**Extract provided:**
— start —
Variable binding and ownership

In other languages, a "let" statement specifies an assignment. In Rust, a "let" statement creates a variable binding. At first glance, this may seem the same, but there are important differences. A variable binding includes:

  • Name of the binding
  • Whether or not the value is mutable (default is false)
  • The type of the value (based on type annotations, inferred by the compiler or default associated with literal expression)​
  • A value or backing resource (memory allocated on stack or heap)​
  • Whether or not this binding "owns" the value.

Binding examples (Primitive types)

fn main() {​
   // name: x, mutable: false, type: i32, value: 5 (stack), owner: true​
   let _x = 5;​
​
   // same result except with explicit type annotation of i32​
   let _x: i32 = 5; ​
​
   // now with unsigned integer​
   let _x: u32 = 5; ​
​
   //now mutable​
   let mut _x: u32 = 5; ​

   // creates 2 immutable variable bindings for x and y ​
   // using a tuple expression with integer literal expressions 1 and 2​
   let (_x, _y) = (1, 2); ​
​
   // now x & y are mutable​
   let (mut _x, mut _y) = (1, 2); ​
}

Copy semantics and Move semantics

Consider this code:

fn copy_semantics() {​
    let x = 5;​
    let y = x;​
}

This binds the value 5 to 'x' and then binds the value of 'x' to 'y'. So, in the end x == 5 and y == 5. No surprise there, but it should be understood that this is true because the primitive types for this implement the "Copy" trait that allows this.

Now let's look at another bit of code

fn move_semantics() {
    // String does not implement the copy trait... ​

    let message = String::from("hello Rustaceans");
    let mut _hello = message;


    println!("{}", message);
}

If your run this code in the Rust Playground you will see the following output:

Exited with status 101

error[E0382]: borrow of moved value: `message`
 --> src/main.rs:8:20
  |
4 |     let message = String::from("hello Rustaceans");
  |         ------- move occurs because `message` has type `String`, which does not implement the `Copy` trait
5 |     let mut _hello = message;
  |                      ------- value moved here
...
8 |     println!("{}", message);
  |                    ^^^^^^^ value borrowed here after move
  |
  = note: this error originates in the macro `$crate::format_args_nl` which comes from the expansion of the macro `println` (in Nightly builds, run with -Z macro-backtrace for more info)
help: consider cloning the value if the performance cost is acceptable
  |
5 |     let mut _hello = message.clone();
  |                             ++++++++

For more information about this error, try `rustc --explain E0382`.
error: could not compile `playground` (bin "playground") due to 1 previous error

Types that implement the Copy trait (like integers and booleans) are duplicated on assignment. For other types, ownership is transferred.
— end —
**Extracted material:**
— start —
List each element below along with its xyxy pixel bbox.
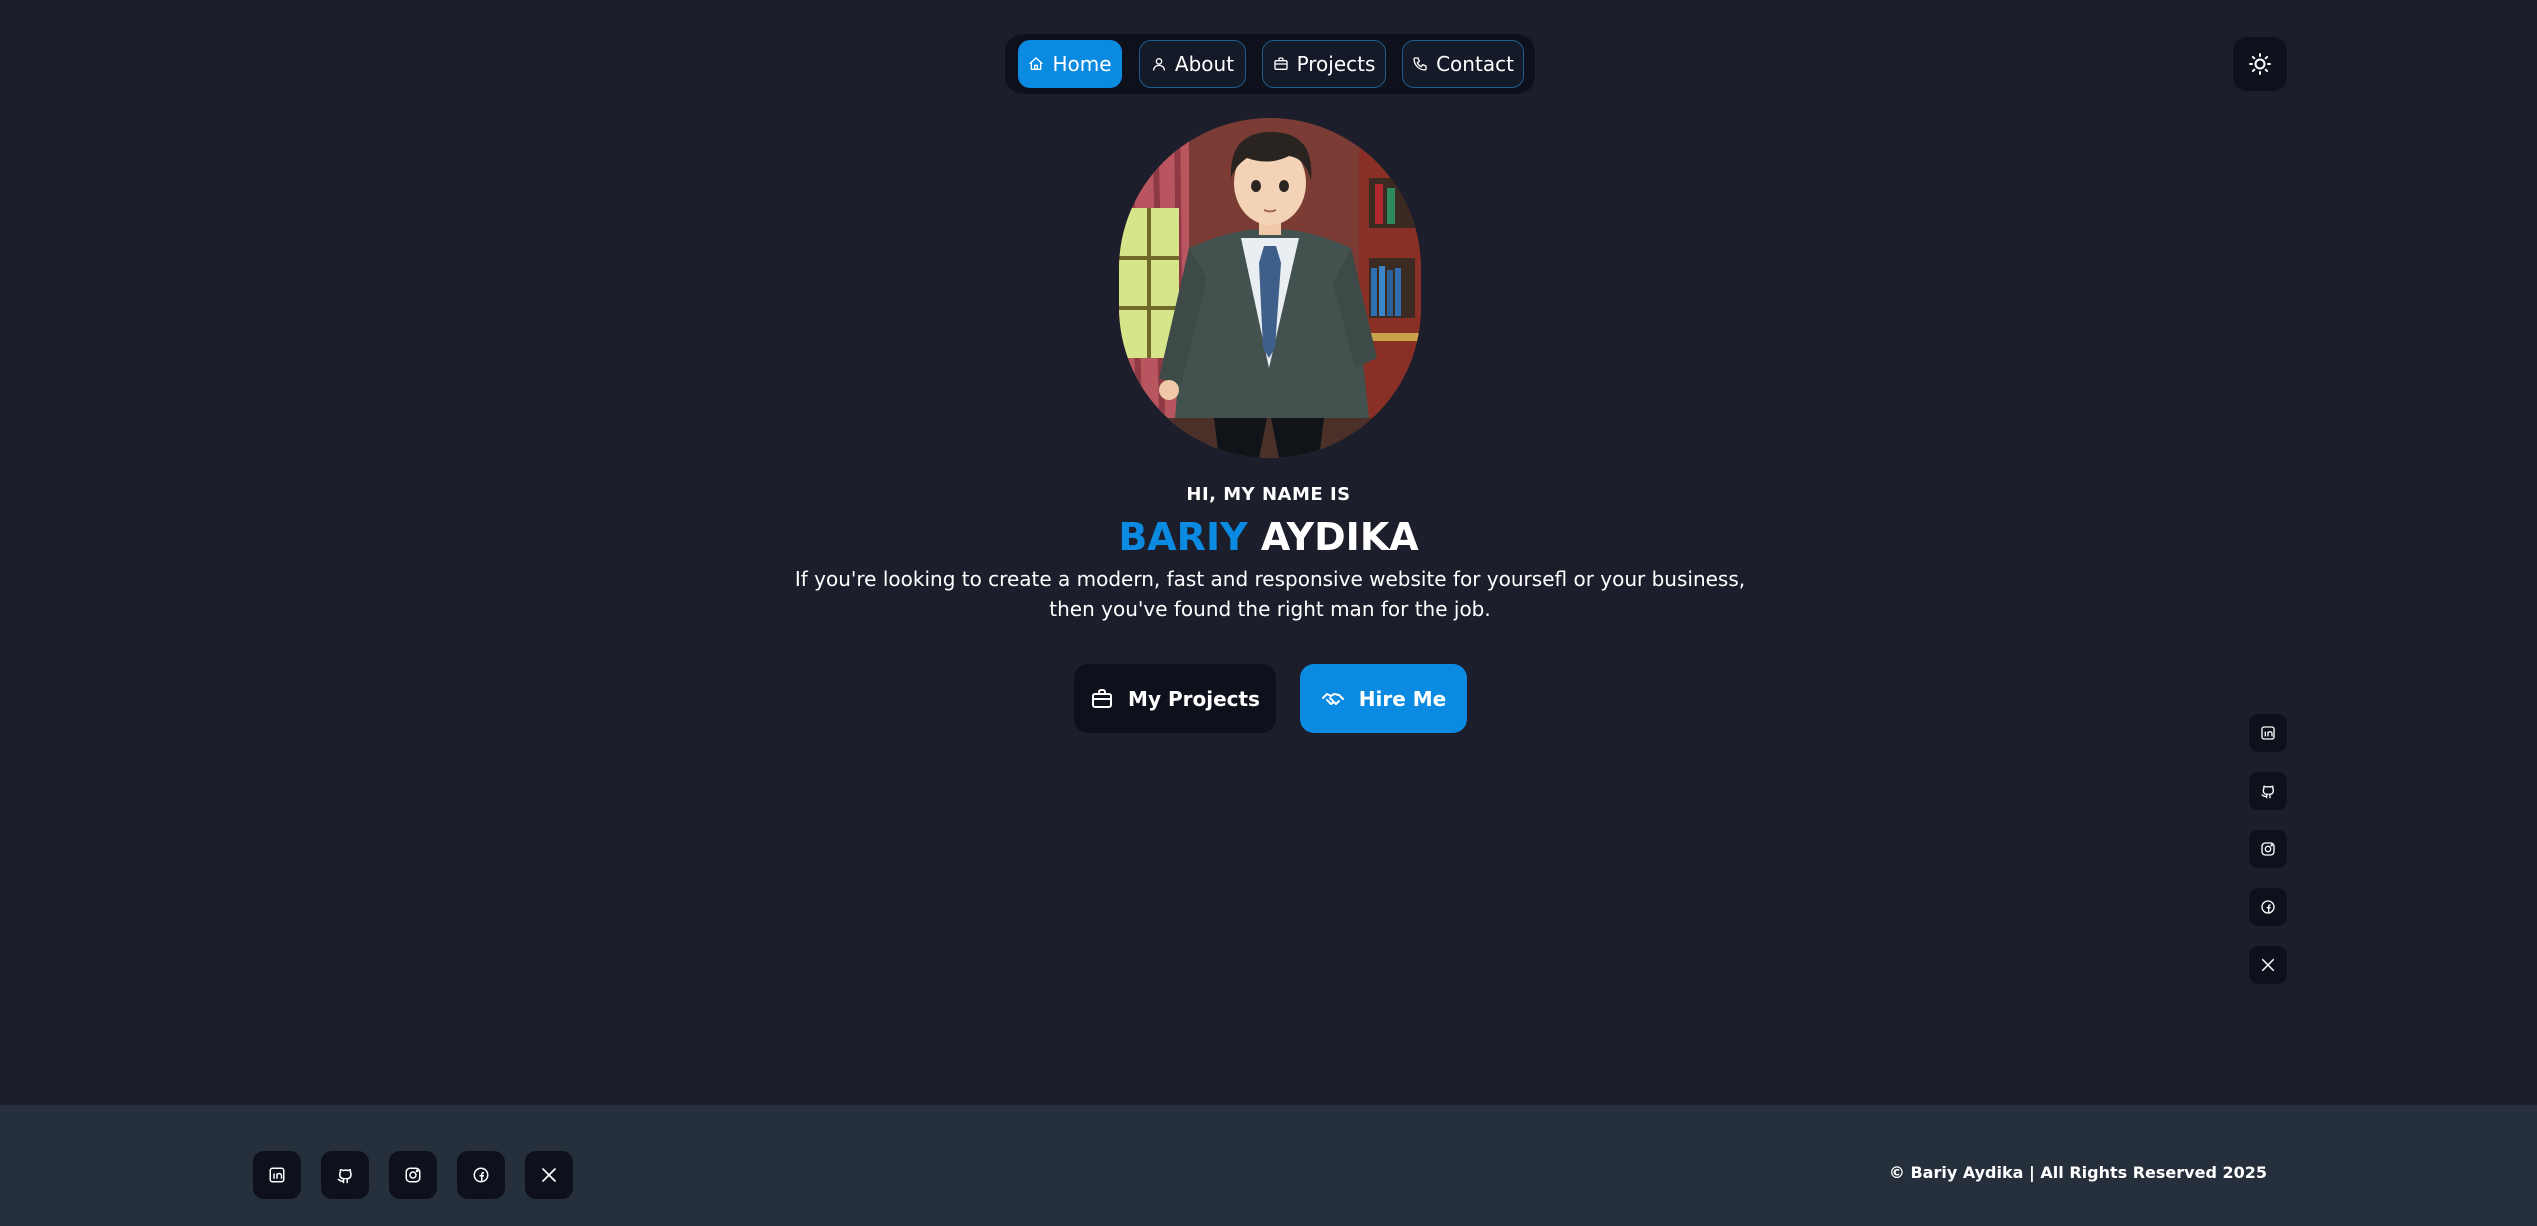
avatar-illustration [1119, 118, 1421, 458]
linkedin-link[interactable] [2249, 714, 2287, 752]
nav-contact[interactable]: Contact [1402, 40, 1524, 88]
user-icon [1151, 56, 1167, 72]
footer-facebook-link[interactable] [457, 1151, 505, 1199]
footer: © Bariy Aydika | All Rights Reserved 202… [0, 1105, 2537, 1226]
x-icon [540, 1166, 558, 1184]
briefcase-icon [1090, 687, 1114, 711]
nav-home-label: Home [1052, 52, 1112, 76]
footer-social-links [253, 1151, 573, 1199]
footer-linkedin-link[interactable] [253, 1151, 301, 1199]
footer-instagram-link[interactable] [389, 1151, 437, 1199]
facebook-icon [472, 1166, 490, 1184]
nav-contact-label: Contact [1436, 52, 1514, 76]
nav-home[interactable]: Home [1018, 40, 1122, 88]
theme-toggle-button[interactable] [2233, 37, 2287, 91]
last-name: AYDIKA [1260, 515, 1419, 559]
avatar [1119, 118, 1421, 458]
hero-name: BARIY AYDIKA [0, 511, 2537, 563]
facebook-icon [2260, 899, 2276, 915]
linkedin-icon [2260, 725, 2276, 741]
instagram-icon [2260, 841, 2276, 857]
my-projects-label: My Projects [1128, 686, 1260, 711]
copyright-text: © Bariy Aydika | All Rights Reserved 202… [1888, 1163, 2267, 1182]
nav-about-label: About [1174, 52, 1235, 76]
page: Home About Projects Contact HI, MY NAME … [0, 0, 2537, 1226]
nav-projects-label: Projects [1296, 52, 1376, 76]
x-link[interactable] [2249, 946, 2287, 984]
hire-me-label: Hire Me [1358, 686, 1447, 711]
hire-me-button[interactable]: Hire Me [1300, 664, 1467, 733]
github-icon [2260, 783, 2276, 799]
my-projects-button[interactable]: My Projects [1074, 664, 1276, 733]
greeting: HI, MY NAME IS [1186, 484, 1351, 505]
side-social-links [2249, 714, 2287, 1004]
first-name: BARIY [1118, 515, 1248, 559]
hero-tagline: If you're looking to create a modern, fa… [794, 567, 1746, 621]
facebook-link[interactable] [2249, 888, 2287, 926]
linkedin-icon [268, 1166, 286, 1184]
github-icon [336, 1166, 354, 1184]
home-icon [1028, 56, 1044, 72]
github-link[interactable] [2249, 772, 2287, 810]
nav-projects[interactable]: Projects [1262, 40, 1386, 88]
sun-icon [2248, 52, 2272, 76]
footer-github-link[interactable] [321, 1151, 369, 1199]
nav-about[interactable]: About [1139, 40, 1246, 88]
phone-icon [1412, 56, 1428, 72]
briefcase-icon [1273, 56, 1289, 72]
main-nav: Home About Projects Contact [1005, 34, 1535, 94]
instagram-link[interactable] [2249, 830, 2287, 868]
instagram-icon [404, 1166, 422, 1184]
handshake-icon [1321, 687, 1345, 711]
x-icon [2260, 957, 2276, 973]
footer-x-link[interactable] [525, 1151, 573, 1199]
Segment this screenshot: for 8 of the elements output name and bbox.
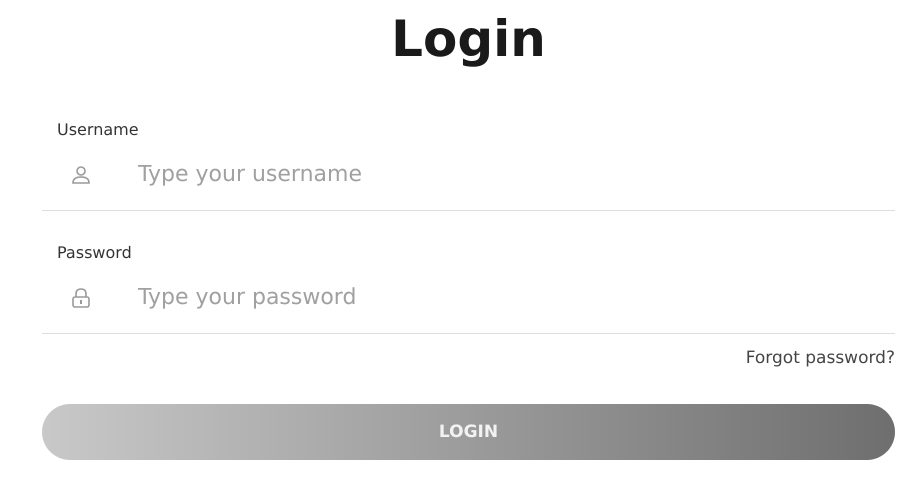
field-label: Password	[57, 243, 132, 262]
forgot-password-link[interactable]: Forgot password?	[746, 348, 895, 368]
input-field[interactable]: Type your username	[136, 161, 895, 188]
lock-icon	[70, 286, 92, 308]
user-icon	[70, 164, 92, 186]
field-label: Username	[57, 120, 139, 139]
login-title: Login	[391, 9, 546, 70]
input-field[interactable]: Type your password	[136, 284, 895, 311]
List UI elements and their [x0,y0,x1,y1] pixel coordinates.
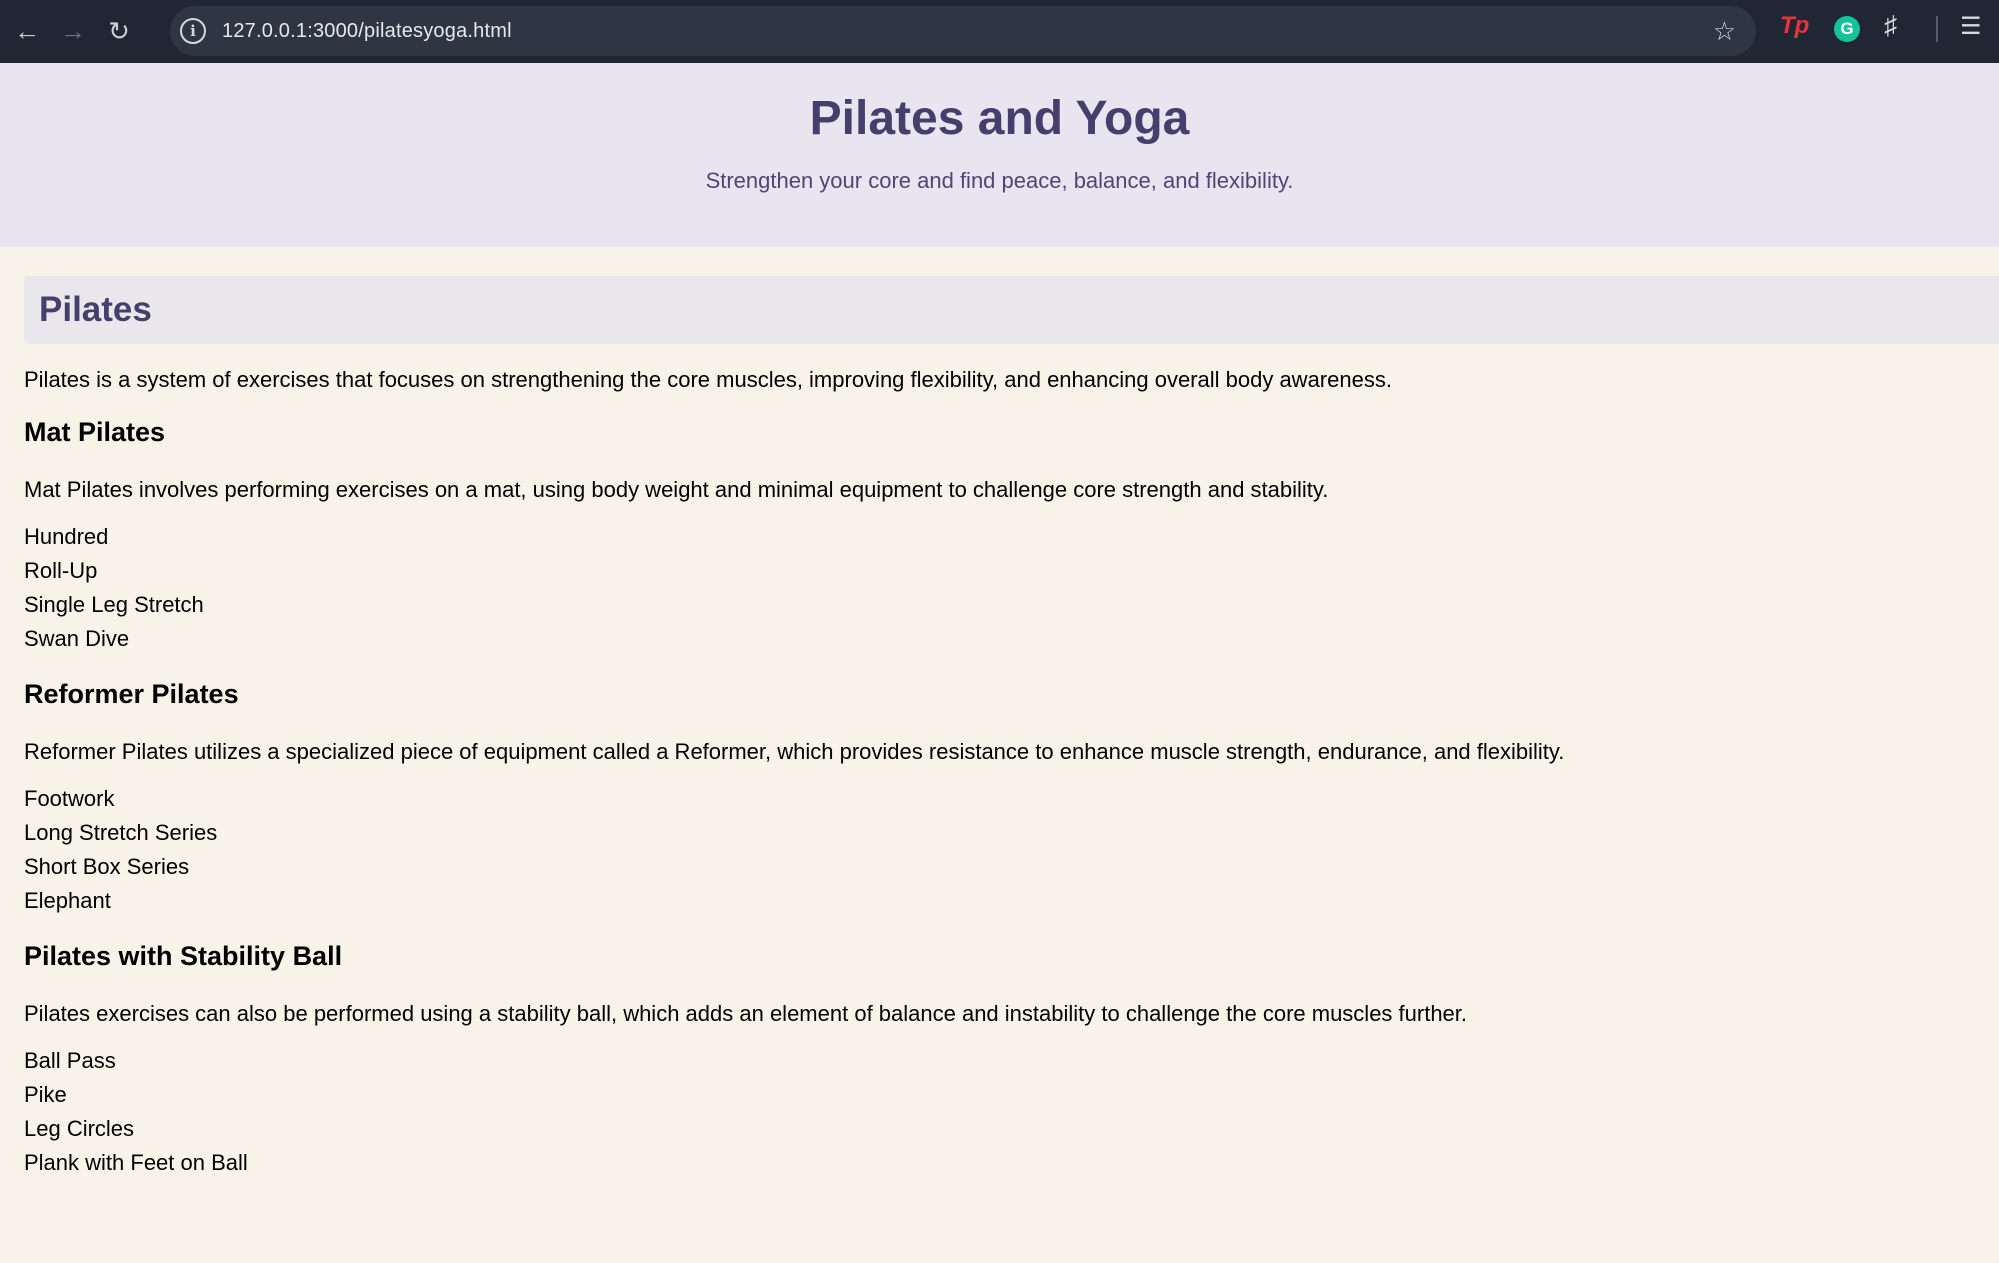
list-item: Footwork [24,786,115,811]
exercise-list-stability-ball: Ball Pass Pike Leg Circles Plank with Fe… [24,1044,1964,1180]
exercise-list-reformer: Footwork Long Stretch Series Short Box S… [24,782,1964,918]
subsection-title-mat: Mat Pilates [24,417,166,447]
main-content: Pilates is a system of exercises that fo… [24,360,1964,1180]
subsection-title-reformer: Reformer Pilates [24,679,239,709]
subsection-description-reformer: Reformer Pilates utilizes a specialized … [24,739,1565,764]
tp-extension-icon[interactable]: Tp [1780,12,1809,40]
puzzle-extensions-icon[interactable]: ♯ [1884,10,1897,41]
page-subtitle: Strengthen your core and find peace, bal… [705,168,1294,193]
list-item: Leg Circles [24,1116,135,1141]
address-url[interactable]: 127.0.0.1:3000/pilatesyoga.html [222,20,512,43]
site-info-icon[interactable]: i [180,18,206,44]
grammarly-icon[interactable]: G [1834,16,1860,42]
list-item: Pike [24,1082,67,1107]
list-item: Hundred [24,524,109,549]
section-intro: Pilates is a system of exercises that fo… [24,367,1392,392]
list-item: Ball Pass [24,1048,116,1073]
list-item: Long Stretch Series [24,820,218,845]
list-item: Plank with Feet on Ball [24,1150,248,1175]
exercise-list-mat: Hundred Roll-Up Single Leg Stretch Swan … [24,520,1964,656]
list-item: Swan Dive [24,626,130,651]
reload-icon[interactable]: ↻ [100,13,138,51]
bookmark-star-icon[interactable]: ☆ [1713,16,1736,47]
list-item: Elephant [24,888,111,913]
back-arrow-icon[interactable]: ← [8,13,46,51]
subsection-description-stability-ball: Pilates exercises can also be performed … [24,1001,1468,1026]
section-title: Pilates [39,290,152,329]
site-header: Pilates and Yoga Strengthen your core an… [0,63,1999,247]
subsection-description-mat: Mat Pilates involves performing exercise… [24,477,1329,502]
browser-toolbar: ← → ↻ i 127.0.0.1:3000/pilatesyoga.html … [0,0,1999,63]
page-title: Pilates and Yoga [809,92,1190,145]
toolbar-divider [1936,16,1938,42]
list-item: Roll-Up [24,558,98,583]
section-heading-bar: Pilates [24,276,1999,344]
list-item: Single Leg Stretch [24,592,204,617]
subsection-title-stability-ball: Pilates with Stability Ball [24,941,343,971]
list-item: Short Box Series [24,854,190,879]
address-bar[interactable]: i 127.0.0.1:3000/pilatesyoga.html ☆ [170,6,1756,56]
forward-arrow-icon[interactable]: → [54,13,92,51]
media-control-icon[interactable]: ☰ [1960,12,1982,41]
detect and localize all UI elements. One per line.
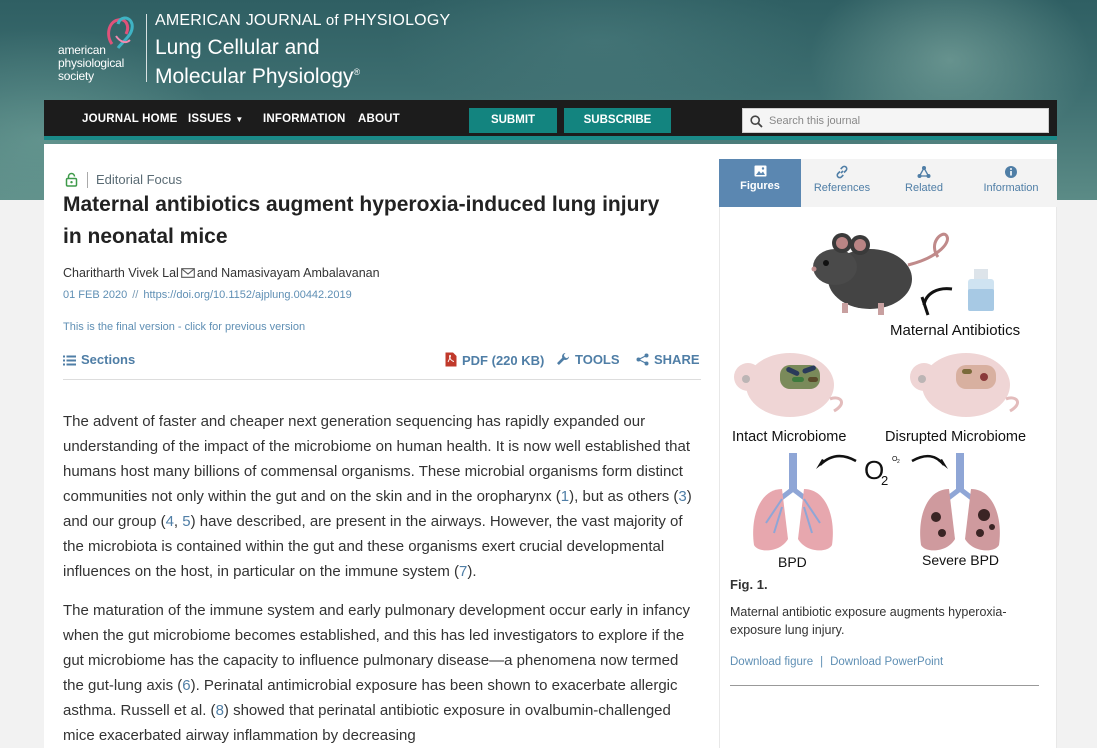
— end —
**Stated task 1:**
In the text on Rust variable binding, rewrite the paragraph starting "This binds the value 5" more briefly, keeping its main facts.
**Stated task 2:**
Find every line in the rows that contains the word "input" and copy each one out in full.

**Task answer 1:**
The value 5 is bound to 'x', and then the value of 'x' is bound to 'y', so both equal 5. This works because the primitive types involved implement the "Copy" trait.

**Task answer 2:**
input-field[interactable]: Type your username	[136, 161, 895, 188]
input-field[interactable]: Type your password	[136, 284, 895, 311]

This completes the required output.